## SERIE DE EJERCICIOS
- 1) Responde, por favor, estas preguntas sobre el texto acerca de la ONU:
(a) ¿Entre qué años existió la Sociedad de Naciones?
(b) ¿En qué año alumbró la ONU la Declaración Universal de derechos humanos?
(c) ¿Hasta cuándo mantuvieron los Estados Unidos la discriminación racial?
- 2) Cambia "organización supranacional" por "entidad supranacional" en el fragmento del texto sobre la ONU que va entre "En 1948 la ONU" y "orden, parece excesivo.", ambos incluidos, y escribe el fragmento resultante.

La Organización de Naciones Unidas creada en 1945, tras la II Guerra Mundial, está teniendo una vida mucho más larga que su antecedente la Sociedad Naciones, que solo duró desde 1920 a 1946. Tanto una como otra nacieron con el noble propósito de mantener la paz en el mundo. La Sociedad de Naciones no consiguió evitar la segunda guerra Mundial, la ONU tampoco ha conseguido evitar guerras limitadas, pero continuas, que se han ido produciendo en nuestro mundo, desde la de Corea a la actual contra el llamado estado islámico.
En 1948 la ONU alumbró la
Declaración Universal de derechos humanos cuyo artículo primero declaró que
todos los seres humanos nacen libres e iguales en dignidad y derechos, pero uno
de los firmantes, los Estados Unidos, mantuvieron la discriminación racial
hasta finales de los años 60, y se abstuvieron la Unión de Repúblicas
Socialistas Soviéticas y sus satélites lo mismo que hizo Arabia Saudí.
El derecho de veto que se
reservaron determinados países pone de manifiesto que a pesar de los
altisonantes propósitos, esta organización supranacional ha estado al servicio
de los intereses de los más fuertes. Seguramente si no hubiese existido la ONU
habría sido peor, pero confiar en ella como última instancia para restablecer
la justicia y el orden, parece excesivo.

## MATERIAL DE PARTIDA

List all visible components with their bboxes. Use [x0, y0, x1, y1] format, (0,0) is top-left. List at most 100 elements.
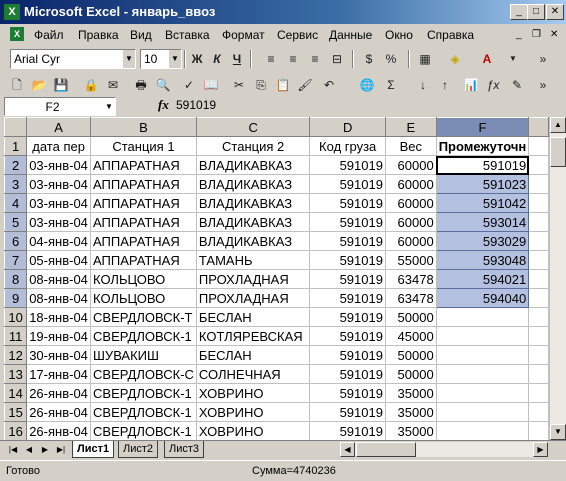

## SOLUCIONES POR TAREA
- 1)
(a) Desde 1920 hasta 1946.
(b) En 1948.
(c) Hasta finales de los años 60.

- 2)
En 1948 la ONU alumbró la
Declaración Universal de derechos humanos cuyo artículo primero declaró que
todos los seres humanos nacen libres e iguales en dignidad y derechos, pero uno
de los firmantes, los Estados Unidos, mantuvieron la discriminación racial
hasta finales de los años 60, y se abstuvieron la Unión de Repúblicas
Socialistas Soviéticas y sus satélites lo mismo que hizo Arabia Saudí.
El derecho de veto que se
reservaron determinados países pone de manifiesto que a pesar de los
altisonantes propósitos, esta entidad supranacional ha estado al servicio
de los intereses de los más fuertes. Seguramente si no hubiese existido la ONU
habría sido peor, pero confiar en ella como última instancia para restablecer
la justicia y el orden, parece excesivo.